WRITTEN EXERCISE:
Produce the listing below again, exactly as shown.

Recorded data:
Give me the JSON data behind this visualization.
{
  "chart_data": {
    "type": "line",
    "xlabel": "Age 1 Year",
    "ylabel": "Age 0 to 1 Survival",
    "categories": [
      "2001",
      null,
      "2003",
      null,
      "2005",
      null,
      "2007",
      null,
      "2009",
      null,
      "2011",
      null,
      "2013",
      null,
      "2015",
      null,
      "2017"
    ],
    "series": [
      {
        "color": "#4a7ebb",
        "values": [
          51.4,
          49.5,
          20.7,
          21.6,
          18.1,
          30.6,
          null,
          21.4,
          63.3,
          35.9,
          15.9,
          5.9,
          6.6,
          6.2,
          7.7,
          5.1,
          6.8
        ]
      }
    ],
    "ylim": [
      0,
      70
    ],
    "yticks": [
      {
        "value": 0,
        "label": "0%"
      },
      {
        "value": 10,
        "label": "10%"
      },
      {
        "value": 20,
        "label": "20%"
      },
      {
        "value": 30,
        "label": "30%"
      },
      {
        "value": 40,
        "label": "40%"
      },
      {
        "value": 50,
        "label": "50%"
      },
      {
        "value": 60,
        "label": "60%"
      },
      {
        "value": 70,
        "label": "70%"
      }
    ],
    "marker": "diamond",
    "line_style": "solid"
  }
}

CORRECT RESPONSE:
Give me the JSON data behind this visualization.
{
  "chart_data": {
    "type": "line",
    "xlabel": "Age 1 Year",
    "ylabel": "Age 0 to 1 Survival",
    "categories": [
      "2001",
      null,
      "2003",
      null,
      "2005",
      null,
      "2007",
      null,
      "2009",
      null,
      "2011",
      null,
      "2013",
      null,
      "2015",
      null,
      "2017"
    ],
    "series": [
      {
        "color": "#4a7ebb",
        "values": [
          51.4,
          49.5,
          20.7,
          21.6,
          18.1,
          30.6,
          null,
          21.4,
          63.3,
          35.9,
          15.9,
          5.9,
          6.6,
          6.2,
          7.7,
          5.1,
          6.8
        ]
      }
    ],
    "ylim": [
      0,
      70
    ],
    "yticks": [
      {
        "value": 0,
        "label": "0%"
      },
      {
        "value": 10,
        "label": "10%"
      },
      {
        "value": 20,
        "label": "20%"
      },
      {
        "value": 30,
        "label": "30%"
      },
      {
        "value": 40,
        "label": "40%"
      },
      {
        "value": 50,
        "label": "50%"
      },
      {
        "value": 60,
        "label": "60%"
      },
      {
        "value": 70,
        "label": "70%"
      }
    ],
    "marker": "diamond",
    "line_style": "solid"
  }
}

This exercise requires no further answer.